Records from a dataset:
========

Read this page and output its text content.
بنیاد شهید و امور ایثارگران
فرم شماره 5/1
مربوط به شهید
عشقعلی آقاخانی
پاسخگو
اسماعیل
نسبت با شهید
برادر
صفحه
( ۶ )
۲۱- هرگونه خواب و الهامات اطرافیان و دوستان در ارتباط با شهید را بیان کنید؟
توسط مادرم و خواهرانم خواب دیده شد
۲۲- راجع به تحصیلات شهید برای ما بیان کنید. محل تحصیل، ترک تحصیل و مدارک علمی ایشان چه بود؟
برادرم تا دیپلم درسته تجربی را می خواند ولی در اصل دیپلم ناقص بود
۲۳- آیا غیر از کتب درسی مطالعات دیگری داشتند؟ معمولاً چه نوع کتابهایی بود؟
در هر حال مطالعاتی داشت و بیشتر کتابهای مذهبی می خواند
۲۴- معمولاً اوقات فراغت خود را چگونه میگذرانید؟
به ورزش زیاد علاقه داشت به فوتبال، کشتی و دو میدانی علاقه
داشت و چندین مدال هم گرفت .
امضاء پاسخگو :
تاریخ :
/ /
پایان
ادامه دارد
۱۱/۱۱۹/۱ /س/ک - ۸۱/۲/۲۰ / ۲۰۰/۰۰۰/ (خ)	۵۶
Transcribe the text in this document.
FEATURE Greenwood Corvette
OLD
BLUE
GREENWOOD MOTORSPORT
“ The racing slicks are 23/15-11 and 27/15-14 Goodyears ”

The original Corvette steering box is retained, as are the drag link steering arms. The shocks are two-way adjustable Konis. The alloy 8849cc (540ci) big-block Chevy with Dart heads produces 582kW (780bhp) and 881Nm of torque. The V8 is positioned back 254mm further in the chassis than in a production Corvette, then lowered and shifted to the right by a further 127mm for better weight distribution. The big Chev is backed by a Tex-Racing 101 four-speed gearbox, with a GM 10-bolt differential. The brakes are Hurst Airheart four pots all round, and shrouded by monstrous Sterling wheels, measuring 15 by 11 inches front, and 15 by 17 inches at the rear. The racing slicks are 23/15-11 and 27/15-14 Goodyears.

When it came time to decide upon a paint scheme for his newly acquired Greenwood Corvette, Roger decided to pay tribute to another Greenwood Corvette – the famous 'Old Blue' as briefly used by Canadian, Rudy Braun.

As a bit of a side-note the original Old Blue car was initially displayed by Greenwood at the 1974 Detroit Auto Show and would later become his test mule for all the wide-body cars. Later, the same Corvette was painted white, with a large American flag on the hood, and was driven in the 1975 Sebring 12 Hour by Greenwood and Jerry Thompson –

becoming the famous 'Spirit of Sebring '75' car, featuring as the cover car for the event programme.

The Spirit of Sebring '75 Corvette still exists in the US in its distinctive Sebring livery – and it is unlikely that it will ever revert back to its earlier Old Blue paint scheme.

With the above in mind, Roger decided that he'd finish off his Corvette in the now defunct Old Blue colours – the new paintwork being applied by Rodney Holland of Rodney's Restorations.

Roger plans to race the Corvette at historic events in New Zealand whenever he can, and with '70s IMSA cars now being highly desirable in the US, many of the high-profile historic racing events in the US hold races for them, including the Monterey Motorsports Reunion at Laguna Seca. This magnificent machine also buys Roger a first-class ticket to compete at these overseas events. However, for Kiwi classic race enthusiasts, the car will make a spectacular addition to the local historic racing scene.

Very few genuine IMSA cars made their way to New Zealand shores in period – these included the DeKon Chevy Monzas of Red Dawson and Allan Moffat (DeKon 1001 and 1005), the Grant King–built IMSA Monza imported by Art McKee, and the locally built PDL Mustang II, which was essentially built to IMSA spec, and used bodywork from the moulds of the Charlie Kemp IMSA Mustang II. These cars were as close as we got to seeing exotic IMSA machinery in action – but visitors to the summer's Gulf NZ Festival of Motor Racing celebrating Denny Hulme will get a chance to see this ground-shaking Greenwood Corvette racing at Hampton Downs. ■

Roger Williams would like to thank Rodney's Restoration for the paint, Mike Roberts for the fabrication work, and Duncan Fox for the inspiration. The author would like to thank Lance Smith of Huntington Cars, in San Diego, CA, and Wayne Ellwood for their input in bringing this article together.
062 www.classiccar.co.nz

========

### Instructions for the task
Transcribe the records above exactly as they appear.

### Answer to this task
Read this page and output its text content.
بنیاد شهید و امور ایثارگران
فرم شماره 5/1
مربوط به شهید
عشقعلی آقاخانی
پاسخگو
اسماعیل
نسبت با شهید
برادر
صفحه
( ۶ )
۲۱- هرگونه خواب و الهامات اطرافیان و دوستان در ارتباط با شهید را بیان کنید؟
توسط مادرم و خواهرانم خواب دیده شد
۲۲- راجع به تحصیلات شهید برای ما بیان کنید. محل تحصیل، ترک تحصیل و مدارک علمی ایشان چه بود؟
برادرم تا دیپلم درسته تجربی را می خواند ولی در اصل دیپلم ناقص بود
۲۳- آیا غیر از کتب درسی مطالعات دیگری داشتند؟ معمولاً چه نوع کتابهایی بود؟
در هر حال مطالعاتی داشت و بیشتر کتابهای مذهبی می خواند
۲۴- معمولاً اوقات فراغت خود را چگونه میگذرانید؟
به ورزش زیاد علاقه داشت به فوتبال، کشتی و دو میدانی علاقه
داشت و چندین مدال هم گرفت .
امضاء پاسخگو :
تاریخ :
/ /
پایان
ادامه دارد
۱۱/۱۱۹/۱ /س/ک - ۸۱/۲/۲۰ / ۲۰۰/۰۰۰/ (خ)	۵۶
Transcribe the text in this document.
FEATURE Greenwood Corvette
OLD
BLUE
GREENWOOD MOTORSPORT
“ The racing slicks are 23/15-11 and 27/15-14 Goodyears ”

The original Corvette steering box is retained, as are the drag link steering arms. The shocks are two-way adjustable Konis. The alloy 8849cc (540ci) big-block Chevy with Dart heads produces 582kW (780bhp) and 881Nm of torque. The V8 is positioned back 254mm further in the chassis than in a production Corvette, then lowered and shifted to the right by a further 127mm for better weight distribution. The big Chev is backed by a Tex-Racing 101 four-speed gearbox, with a GM 10-bolt differential. The brakes are Hurst Airheart four pots all round, and shrouded by monstrous Sterling wheels, measuring 15 by 11 inches front, and 15 by 17 inches at the rear. The racing slicks are 23/15-11 and 27/15-14 Goodyears.

When it came time to decide upon a paint scheme for his newly acquired Greenwood Corvette, Roger decided to pay tribute to another Greenwood Corvette – the famous 'Old Blue' as briefly used by Canadian, Rudy Braun.

As a bit of a side-note the original Old Blue car was initially displayed by Greenwood at the 1974 Detroit Auto Show and would later become his test mule for all the wide-body cars. Later, the same Corvette was painted white, with a large American flag on the hood, and was driven in the 1975 Sebring 12 Hour by Greenwood and Jerry Thompson –

becoming the famous 'Spirit of Sebring '75' car, featuring as the cover car for the event programme.

The Spirit of Sebring '75 Corvette still exists in the US in its distinctive Sebring livery – and it is unlikely that it will ever revert back to its earlier Old Blue paint scheme.

With the above in mind, Roger decided that he'd finish off his Corvette in the now defunct Old Blue colours – the new paintwork being applied by Rodney Holland of Rodney's Restorations.

Roger plans to race the Corvette at historic events in New Zealand whenever he can, and with '70s IMSA cars now being highly desirable in the US, many of the high-profile historic racing events in the US hold races for them, including the Monterey Motorsports Reunion at Laguna Seca. This magnificent machine also buys Roger a first-class ticket to compete at these overseas events. However, for Kiwi classic race enthusiasts, the car will make a spectacular addition to the local historic racing scene.

Very few genuine IMSA cars made their way to New Zealand shores in period – these included the DeKon Chevy Monzas of Red Dawson and Allan Moffat (DeKon 1001 and 1005), the Grant King–built IMSA Monza imported by Art McKee, and the locally built PDL Mustang II, which was essentially built to IMSA spec, and used bodywork from the moulds of the Charlie Kemp IMSA Mustang II. These cars were as close as we got to seeing exotic IMSA machinery in action – but visitors to the summer's Gulf NZ Festival of Motor Racing celebrating Denny Hulme will get a chance to see this ground-shaking Greenwood Corvette racing at Hampton Downs. ■

Roger Williams would like to thank Rodney's Restoration for the paint, Mike Roberts for the fabrication work, and Duncan Fox for the inspiration. The author would like to thank Lance Smith of Huntington Cars, in San Diego, CA, and Wayne Ellwood for their input in bringing this article together.
062 www.classiccar.co.nz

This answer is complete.